Items from a data source
══════════
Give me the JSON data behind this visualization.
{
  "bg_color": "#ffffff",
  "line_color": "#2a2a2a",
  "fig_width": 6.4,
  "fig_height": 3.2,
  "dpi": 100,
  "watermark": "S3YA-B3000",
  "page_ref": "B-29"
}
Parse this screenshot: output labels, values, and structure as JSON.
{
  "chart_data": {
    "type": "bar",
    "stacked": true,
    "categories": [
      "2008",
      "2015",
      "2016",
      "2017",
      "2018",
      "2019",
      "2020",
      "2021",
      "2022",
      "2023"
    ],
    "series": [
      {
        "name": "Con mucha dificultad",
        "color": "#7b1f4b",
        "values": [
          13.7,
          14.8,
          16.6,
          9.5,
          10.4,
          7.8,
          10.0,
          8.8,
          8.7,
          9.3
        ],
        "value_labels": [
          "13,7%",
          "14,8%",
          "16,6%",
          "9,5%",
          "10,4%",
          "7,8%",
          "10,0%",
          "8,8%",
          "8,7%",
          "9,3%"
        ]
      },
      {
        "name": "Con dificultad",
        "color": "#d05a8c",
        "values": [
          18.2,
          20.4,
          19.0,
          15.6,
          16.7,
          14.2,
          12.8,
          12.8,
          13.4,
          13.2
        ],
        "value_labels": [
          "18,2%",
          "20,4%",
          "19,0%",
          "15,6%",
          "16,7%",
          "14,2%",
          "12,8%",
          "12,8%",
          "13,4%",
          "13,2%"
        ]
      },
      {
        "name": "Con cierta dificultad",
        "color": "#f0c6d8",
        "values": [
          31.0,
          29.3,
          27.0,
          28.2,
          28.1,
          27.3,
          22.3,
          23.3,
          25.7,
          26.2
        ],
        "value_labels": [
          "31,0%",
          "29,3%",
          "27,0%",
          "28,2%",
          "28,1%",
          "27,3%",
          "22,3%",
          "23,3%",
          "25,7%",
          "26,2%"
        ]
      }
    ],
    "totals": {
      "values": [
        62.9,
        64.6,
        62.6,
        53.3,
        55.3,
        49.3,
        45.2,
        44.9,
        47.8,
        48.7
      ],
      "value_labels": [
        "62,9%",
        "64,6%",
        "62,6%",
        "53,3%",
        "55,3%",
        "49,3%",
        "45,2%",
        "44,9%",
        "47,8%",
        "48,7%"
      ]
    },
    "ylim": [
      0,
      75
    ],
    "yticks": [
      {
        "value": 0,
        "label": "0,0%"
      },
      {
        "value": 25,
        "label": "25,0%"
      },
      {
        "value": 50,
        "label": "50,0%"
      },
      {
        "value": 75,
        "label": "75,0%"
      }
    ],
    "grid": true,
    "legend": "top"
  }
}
══════════
_Objective_: How many of the lines above include the string "JSON"? Reply with the number by itself.

_Response to the exercise_: 2